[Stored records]
⁂

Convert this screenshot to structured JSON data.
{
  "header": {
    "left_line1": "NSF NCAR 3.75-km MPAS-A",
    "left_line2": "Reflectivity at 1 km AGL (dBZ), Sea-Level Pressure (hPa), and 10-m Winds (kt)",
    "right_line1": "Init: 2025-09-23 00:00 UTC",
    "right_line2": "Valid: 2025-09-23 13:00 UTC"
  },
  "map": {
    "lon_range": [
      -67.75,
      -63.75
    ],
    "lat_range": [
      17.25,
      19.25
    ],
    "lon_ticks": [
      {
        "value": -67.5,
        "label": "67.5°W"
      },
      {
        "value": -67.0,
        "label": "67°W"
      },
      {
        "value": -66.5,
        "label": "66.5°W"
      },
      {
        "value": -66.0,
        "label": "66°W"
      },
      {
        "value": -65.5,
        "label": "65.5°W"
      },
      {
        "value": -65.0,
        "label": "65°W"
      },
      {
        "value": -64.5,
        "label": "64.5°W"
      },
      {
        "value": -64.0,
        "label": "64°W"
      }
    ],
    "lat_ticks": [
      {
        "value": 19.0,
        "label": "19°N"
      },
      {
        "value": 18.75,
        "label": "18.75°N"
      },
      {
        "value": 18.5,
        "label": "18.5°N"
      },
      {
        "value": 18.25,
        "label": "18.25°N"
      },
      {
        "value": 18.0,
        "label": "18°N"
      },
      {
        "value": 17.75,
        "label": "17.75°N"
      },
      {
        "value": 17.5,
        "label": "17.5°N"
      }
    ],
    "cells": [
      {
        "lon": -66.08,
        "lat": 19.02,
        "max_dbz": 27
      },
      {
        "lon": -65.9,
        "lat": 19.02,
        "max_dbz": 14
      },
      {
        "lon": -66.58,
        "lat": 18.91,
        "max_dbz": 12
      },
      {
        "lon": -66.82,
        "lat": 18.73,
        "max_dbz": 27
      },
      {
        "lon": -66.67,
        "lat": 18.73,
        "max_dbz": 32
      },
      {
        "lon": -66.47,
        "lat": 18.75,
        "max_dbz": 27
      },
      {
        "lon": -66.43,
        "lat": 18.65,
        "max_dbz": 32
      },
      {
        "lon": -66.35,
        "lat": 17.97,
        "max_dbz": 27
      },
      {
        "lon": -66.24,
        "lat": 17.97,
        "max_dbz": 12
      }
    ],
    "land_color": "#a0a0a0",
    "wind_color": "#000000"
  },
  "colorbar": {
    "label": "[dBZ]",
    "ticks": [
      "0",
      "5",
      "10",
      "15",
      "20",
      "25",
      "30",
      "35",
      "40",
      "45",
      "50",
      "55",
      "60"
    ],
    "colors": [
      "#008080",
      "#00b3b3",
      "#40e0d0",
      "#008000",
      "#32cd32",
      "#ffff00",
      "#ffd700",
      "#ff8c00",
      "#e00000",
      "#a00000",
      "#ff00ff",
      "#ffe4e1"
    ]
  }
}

⁂

WHAT THE TASK REQUIRES: Exactly reproduce every line found in the records.

TASK RESULT:
Convert this screenshot to structured JSON data.
{
  "header": {
    "left_line1": "NSF NCAR 3.75-km MPAS-A",
    "left_line2": "Reflectivity at 1 km AGL (dBZ), Sea-Level Pressure (hPa), and 10-m Winds (kt)",
    "right_line1": "Init: 2025-09-23 00:00 UTC",
    "right_line2": "Valid: 2025-09-23 13:00 UTC"
  },
  "map": {
    "lon_range": [
      -67.75,
      -63.75
    ],
    "lat_range": [
      17.25,
      19.25
    ],
    "lon_ticks": [
      {
        "value": -67.5,
        "label": "67.5°W"
      },
      {
        "value": -67.0,
        "label": "67°W"
      },
      {
        "value": -66.5,
        "label": "66.5°W"
      },
      {
        "value": -66.0,
        "label": "66°W"
      },
      {
        "value": -65.5,
        "label": "65.5°W"
      },
      {
        "value": -65.0,
        "label": "65°W"
      },
      {
        "value": -64.5,
        "label": "64.5°W"
      },
      {
        "value": -64.0,
        "label": "64°W"
      }
    ],
    "lat_ticks": [
      {
        "value": 19.0,
        "label": "19°N"
      },
      {
        "value": 18.75,
        "label": "18.75°N"
      },
      {
        "value": 18.5,
        "label": "18.5°N"
      },
      {
        "value": 18.25,
        "label": "18.25°N"
      },
      {
        "value": 18.0,
        "label": "18°N"
      },
      {
        "value": 17.75,
        "label": "17.75°N"
      },
      {
        "value": 17.5,
        "label": "17.5°N"
      }
    ],
    "cells": [
      {
        "lon": -66.08,
        "lat": 19.02,
        "max_dbz": 27
      },
      {
        "lon": -65.9,
        "lat": 19.02,
        "max_dbz": 14
      },
      {
        "lon": -66.58,
        "lat": 18.91,
        "max_dbz": 12
      },
      {
        "lon": -66.82,
        "lat": 18.73,
        "max_dbz": 27
      },
      {
        "lon": -66.67,
        "lat": 18.73,
        "max_dbz": 32
      },
      {
        "lon": -66.47,
        "lat": 18.75,
        "max_dbz": 27
      },
      {
        "lon": -66.43,
        "lat": 18.65,
        "max_dbz": 32
      },
      {
        "lon": -66.35,
        "lat": 17.97,
        "max_dbz": 27
      },
      {
        "lon": -66.24,
        "lat": 17.97,
        "max_dbz": 12
      }
    ],
    "land_color": "#a0a0a0",
    "wind_color": "#000000"
  },
  "colorbar": {
    "label": "[dBZ]",
    "ticks": [
      "0",
      "5",
      "10",
      "15",
      "20",
      "25",
      "30",
      "35",
      "40",
      "45",
      "50",
      "55",
      "60"
    ],
    "colors": [
      "#008080",
      "#00b3b3",
      "#40e0d0",
      "#008000",
      "#32cd32",
      "#ffff00",
      "#ffd700",
      "#ff8c00",
      "#e00000",
      "#a00000",
      "#ff00ff",
      "#ffe4e1"
    ]
  }
}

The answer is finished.